Problem: Every line below should be copied exactly; drop the pictures.

Stored data
========================================

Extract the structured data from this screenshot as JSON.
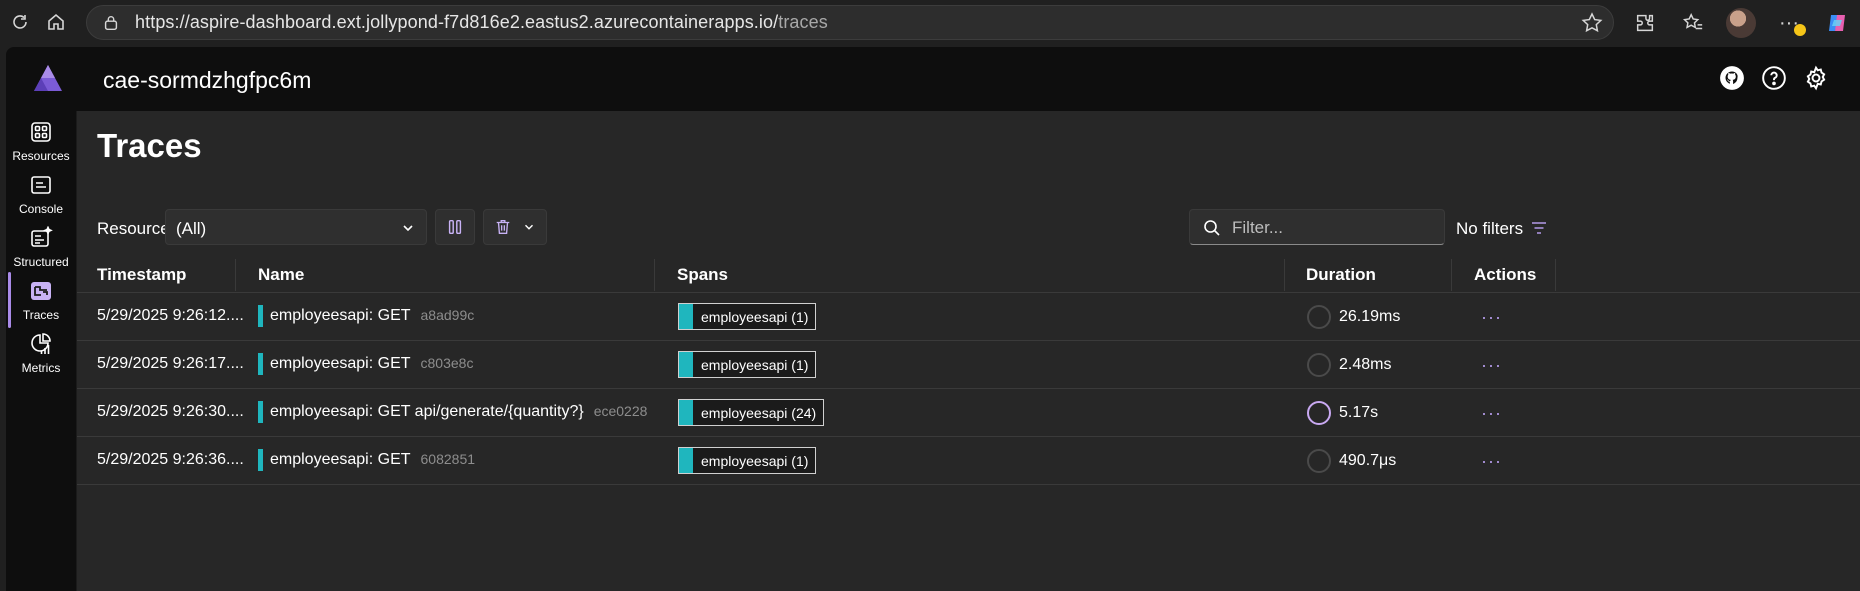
{
  "browser": {
    "url_host": "https://aspire-dashboard.ext.jollypond-f7d816e2.eastus2.azurecontainerapps.io/",
    "url_path": "traces"
  },
  "app": {
    "title": "cae-sormdzhgfpc6m"
  },
  "sidenav": {
    "items": [
      {
        "label": "Resources",
        "icon": "grid-icon"
      },
      {
        "label": "Console",
        "icon": "console-icon"
      },
      {
        "label": "Structured",
        "icon": "structured-icon"
      },
      {
        "label": "Traces",
        "icon": "traces-icon"
      },
      {
        "label": "Metrics",
        "icon": "metrics-icon"
      }
    ],
    "active": "Traces"
  },
  "page": {
    "title": "Traces"
  },
  "toolbar": {
    "resource_label": "Resource",
    "resource_value": "(All)",
    "filter_placeholder": "Filter...",
    "no_filters": "No filters"
  },
  "table": {
    "headers": {
      "timestamp": "Timestamp",
      "name": "Name",
      "spans": "Spans",
      "duration": "Duration",
      "actions": "Actions"
    },
    "rows": [
      {
        "timestamp": "5/29/2025 9:26:12....",
        "name": "employeesapi: GET",
        "trace_id": "a8ad99c",
        "spans": "employeesapi (1)",
        "duration": "26.19ms"
      },
      {
        "timestamp": "5/29/2025 9:26:17....",
        "name": "employeesapi: GET",
        "trace_id": "c803e8c",
        "spans": "employeesapi (1)",
        "duration": "2.48ms"
      },
      {
        "timestamp": "5/29/2025 9:26:30....",
        "name": "employeesapi: GET api/generate/{quantity?}",
        "trace_id": "ece0228",
        "spans": "employeesapi (24)",
        "duration": "5.17s"
      },
      {
        "timestamp": "5/29/2025 9:26:36....",
        "name": "employeesapi: GET",
        "trace_id": "6082851",
        "spans": "employeesapi (1)",
        "duration": "490.7μs"
      }
    ]
  },
  "colors": {
    "accent": "#a98be8",
    "span_fill": "#1fb6be",
    "background": "#272727"
  }
}
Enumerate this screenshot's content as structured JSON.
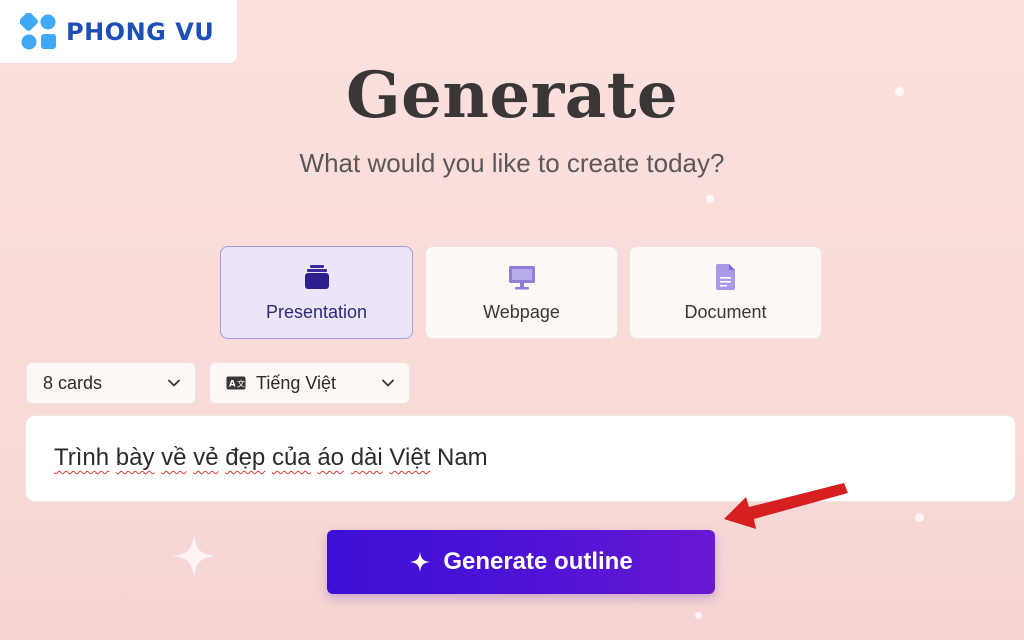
{
  "logo": {
    "text": "PHONG VU"
  },
  "header": {
    "title": "Generate",
    "subtitle": "What would you like to create today?"
  },
  "content_types": [
    {
      "label": "Presentation",
      "icon": "presentation-icon",
      "selected": true
    },
    {
      "label": "Webpage",
      "icon": "monitor-icon",
      "selected": false
    },
    {
      "label": "Document",
      "icon": "document-icon",
      "selected": false
    }
  ],
  "options": {
    "cards": {
      "value": "8 cards"
    },
    "language": {
      "value": "Tiếng Việt",
      "icon": "language-icon"
    }
  },
  "prompt": {
    "words": [
      "Trình",
      "bày",
      "về",
      "vẻ",
      "đẹp",
      "của",
      "áo",
      "dài",
      "Việt",
      "Nam"
    ]
  },
  "generate_button": {
    "label": "Generate outline",
    "icon": "sparkle-icon"
  },
  "colors": {
    "accent": "#4a12d6",
    "selected_card_bg": "#ebe5f7",
    "arrow": "#d61f1f",
    "logo": "#1e4fb8"
  }
}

========================================

Response to the exercise:
Extract the structured data from this screenshot as JSON.
{
  "browser": {
    "url_host": "https://aspire-dashboard.ext.jollypond-f7d816e2.eastus2.azurecontainerapps.io/",
    "url_path": "traces"
  },
  "app": {
    "title": "cae-sormdzhgfpc6m"
  },
  "sidenav": {
    "items": [
      {
        "label": "Resources",
        "icon": "grid-icon"
      },
      {
        "label": "Console",
        "icon": "console-icon"
      },
      {
        "label": "Structured",
        "icon": "structured-icon"
      },
      {
        "label": "Traces",
        "icon": "traces-icon"
      },
      {
        "label": "Metrics",
        "icon": "metrics-icon"
      }
    ],
    "active": "Traces"
  },
  "page": {
    "title": "Traces"
  },
  "toolbar": {
    "resource_label": "Resource",
    "resource_value": "(All)",
    "filter_placeholder": "Filter...",
    "no_filters": "No filters"
  },
  "table": {
    "headers": {
      "timestamp": "Timestamp",
      "name": "Name",
      "spans": "Spans",
      "duration": "Duration",
      "actions": "Actions"
    },
    "rows": [
      {
        "timestamp": "5/29/2025 9:26:12....",
        "name": "employeesapi: GET",
        "trace_id": "a8ad99c",
        "spans": "employeesapi (1)",
        "duration": "26.19ms"
      },
      {
        "timestamp": "5/29/2025 9:26:17....",
        "name": "employeesapi: GET",
        "trace_id": "c803e8c",
        "spans": "employeesapi (1)",
        "duration": "2.48ms"
      },
      {
        "timestamp": "5/29/2025 9:26:30....",
        "name": "employeesapi: GET api/generate/{quantity?}",
        "trace_id": "ece0228",
        "spans": "employeesapi (24)",
        "duration": "5.17s"
      },
      {
        "timestamp": "5/29/2025 9:26:36....",
        "name": "employeesapi: GET",
        "trace_id": "6082851",
        "spans": "employeesapi (1)",
        "duration": "490.7μs"
      }
    ]
  },
  "colors": {
    "accent": "#a98be8",
    "span_fill": "#1fb6be",
    "background": "#272727"
  }
}
Enumerate this screenshot's content as structured JSON.
{
  "logo": {
    "text": "PHONG VU"
  },
  "header": {
    "title": "Generate",
    "subtitle": "What would you like to create today?"
  },
  "content_types": [
    {
      "label": "Presentation",
      "icon": "presentation-icon",
      "selected": true
    },
    {
      "label": "Webpage",
      "icon": "monitor-icon",
      "selected": false
    },
    {
      "label": "Document",
      "icon": "document-icon",
      "selected": false
    }
  ],
  "options": {
    "cards": {
      "value": "8 cards"
    },
    "language": {
      "value": "Tiếng Việt",
      "icon": "language-icon"
    }
  },
  "prompt": {
    "words": [
      "Trình",
      "bày",
      "về",
      "vẻ",
      "đẹp",
      "của",
      "áo",
      "dài",
      "Việt",
      "Nam"
    ]
  },
  "generate_button": {
    "label": "Generate outline",
    "icon": "sparkle-icon"
  },
  "colors": {
    "accent": "#4a12d6",
    "selected_card_bg": "#ebe5f7",
    "arrow": "#d61f1f",
    "logo": "#1e4fb8"
  }
}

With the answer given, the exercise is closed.